WRITTEN PROBLEM -> Reproduce each of the lines word for word.

RECORDS SHOWN ->

——————

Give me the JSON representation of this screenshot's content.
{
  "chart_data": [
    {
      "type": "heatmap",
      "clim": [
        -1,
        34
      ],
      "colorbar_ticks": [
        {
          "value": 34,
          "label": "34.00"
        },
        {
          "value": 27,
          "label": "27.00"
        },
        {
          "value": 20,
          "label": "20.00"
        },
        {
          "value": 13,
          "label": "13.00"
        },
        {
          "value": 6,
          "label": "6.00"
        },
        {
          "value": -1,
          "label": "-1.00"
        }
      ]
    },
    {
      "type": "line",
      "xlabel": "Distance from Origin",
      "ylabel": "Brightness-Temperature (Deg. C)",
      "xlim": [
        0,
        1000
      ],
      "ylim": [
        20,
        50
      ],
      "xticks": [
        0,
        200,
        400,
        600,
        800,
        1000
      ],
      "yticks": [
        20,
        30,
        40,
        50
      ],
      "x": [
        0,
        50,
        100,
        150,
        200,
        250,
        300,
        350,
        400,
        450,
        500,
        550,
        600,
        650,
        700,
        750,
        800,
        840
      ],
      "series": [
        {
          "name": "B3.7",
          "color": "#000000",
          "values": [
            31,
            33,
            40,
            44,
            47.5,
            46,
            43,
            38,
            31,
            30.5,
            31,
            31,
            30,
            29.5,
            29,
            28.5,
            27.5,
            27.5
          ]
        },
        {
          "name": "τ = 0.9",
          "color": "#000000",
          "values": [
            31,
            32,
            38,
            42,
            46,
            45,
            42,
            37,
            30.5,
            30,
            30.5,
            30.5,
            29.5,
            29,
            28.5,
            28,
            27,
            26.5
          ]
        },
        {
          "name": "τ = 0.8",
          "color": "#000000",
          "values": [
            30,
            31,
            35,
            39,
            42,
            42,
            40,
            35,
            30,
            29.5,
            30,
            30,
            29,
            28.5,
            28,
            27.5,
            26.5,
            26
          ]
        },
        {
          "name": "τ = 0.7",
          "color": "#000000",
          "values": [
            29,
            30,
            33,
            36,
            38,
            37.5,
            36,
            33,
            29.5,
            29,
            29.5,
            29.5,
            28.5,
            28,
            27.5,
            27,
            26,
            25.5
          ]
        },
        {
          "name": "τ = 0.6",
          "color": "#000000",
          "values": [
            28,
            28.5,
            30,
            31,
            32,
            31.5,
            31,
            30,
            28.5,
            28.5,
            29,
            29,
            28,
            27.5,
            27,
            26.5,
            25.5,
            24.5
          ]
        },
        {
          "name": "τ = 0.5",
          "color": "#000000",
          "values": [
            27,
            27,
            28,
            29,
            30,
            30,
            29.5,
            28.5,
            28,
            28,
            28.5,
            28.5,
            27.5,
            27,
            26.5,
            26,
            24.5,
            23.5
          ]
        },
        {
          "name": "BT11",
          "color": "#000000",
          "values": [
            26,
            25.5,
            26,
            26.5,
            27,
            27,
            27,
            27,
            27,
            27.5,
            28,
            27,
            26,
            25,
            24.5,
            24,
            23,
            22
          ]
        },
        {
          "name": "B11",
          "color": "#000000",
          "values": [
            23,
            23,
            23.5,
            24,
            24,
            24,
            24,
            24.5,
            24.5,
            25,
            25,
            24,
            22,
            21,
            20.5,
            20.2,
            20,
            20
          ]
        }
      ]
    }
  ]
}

——————

EXPECTED ANSWER ->
Give me the JSON representation of this screenshot's content.
{
  "chart_data": [
    {
      "type": "heatmap",
      "clim": [
        -1,
        34
      ],
      "colorbar_ticks": [
        {
          "value": 34,
          "label": "34.00"
        },
        {
          "value": 27,
          "label": "27.00"
        },
        {
          "value": 20,
          "label": "20.00"
        },
        {
          "value": 13,
          "label": "13.00"
        },
        {
          "value": 6,
          "label": "6.00"
        },
        {
          "value": -1,
          "label": "-1.00"
        }
      ]
    },
    {
      "type": "line",
      "xlabel": "Distance from Origin",
      "ylabel": "Brightness-Temperature (Deg. C)",
      "xlim": [
        0,
        1000
      ],
      "ylim": [
        20,
        50
      ],
      "xticks": [
        0,
        200,
        400,
        600,
        800,
        1000
      ],
      "yticks": [
        20,
        30,
        40,
        50
      ],
      "x": [
        0,
        50,
        100,
        150,
        200,
        250,
        300,
        350,
        400,
        450,
        500,
        550,
        600,
        650,
        700,
        750,
        800,
        840
      ],
      "series": [
        {
          "name": "B3.7",
          "color": "#000000",
          "values": [
            31,
            33,
            40,
            44,
            47.5,
            46,
            43,
            38,
            31,
            30.5,
            31,
            31,
            30,
            29.5,
            29,
            28.5,
            27.5,
            27.5
          ]
        },
        {
          "name": "τ = 0.9",
          "color": "#000000",
          "values": [
            31,
            32,
            38,
            42,
            46,
            45,
            42,
            37,
            30.5,
            30,
            30.5,
            30.5,
            29.5,
            29,
            28.5,
            28,
            27,
            26.5
          ]
        },
        {
          "name": "τ = 0.8",
          "color": "#000000",
          "values": [
            30,
            31,
            35,
            39,
            42,
            42,
            40,
            35,
            30,
            29.5,
            30,
            30,
            29,
            28.5,
            28,
            27.5,
            26.5,
            26
          ]
        },
        {
          "name": "τ = 0.7",
          "color": "#000000",
          "values": [
            29,
            30,
            33,
            36,
            38,
            37.5,
            36,
            33,
            29.5,
            29,
            29.5,
            29.5,
            28.5,
            28,
            27.5,
            27,
            26,
            25.5
          ]
        },
        {
          "name": "τ = 0.6",
          "color": "#000000",
          "values": [
            28,
            28.5,
            30,
            31,
            32,
            31.5,
            31,
            30,
            28.5,
            28.5,
            29,
            29,
            28,
            27.5,
            27,
            26.5,
            25.5,
            24.5
          ]
        },
        {
          "name": "τ = 0.5",
          "color": "#000000",
          "values": [
            27,
            27,
            28,
            29,
            30,
            30,
            29.5,
            28.5,
            28,
            28,
            28.5,
            28.5,
            27.5,
            27,
            26.5,
            26,
            24.5,
            23.5
          ]
        },
        {
          "name": "BT11",
          "color": "#000000",
          "values": [
            26,
            25.5,
            26,
            26.5,
            27,
            27,
            27,
            27,
            27,
            27.5,
            28,
            27,
            26,
            25,
            24.5,
            24,
            23,
            22
          ]
        },
        {
          "name": "B11",
          "color": "#000000",
          "values": [
            23,
            23,
            23.5,
            24,
            24,
            24,
            24,
            24.5,
            24.5,
            25,
            25,
            24,
            22,
            21,
            20.5,
            20.2,
            20,
            20
          ]
        }
      ]
    }
  ]
}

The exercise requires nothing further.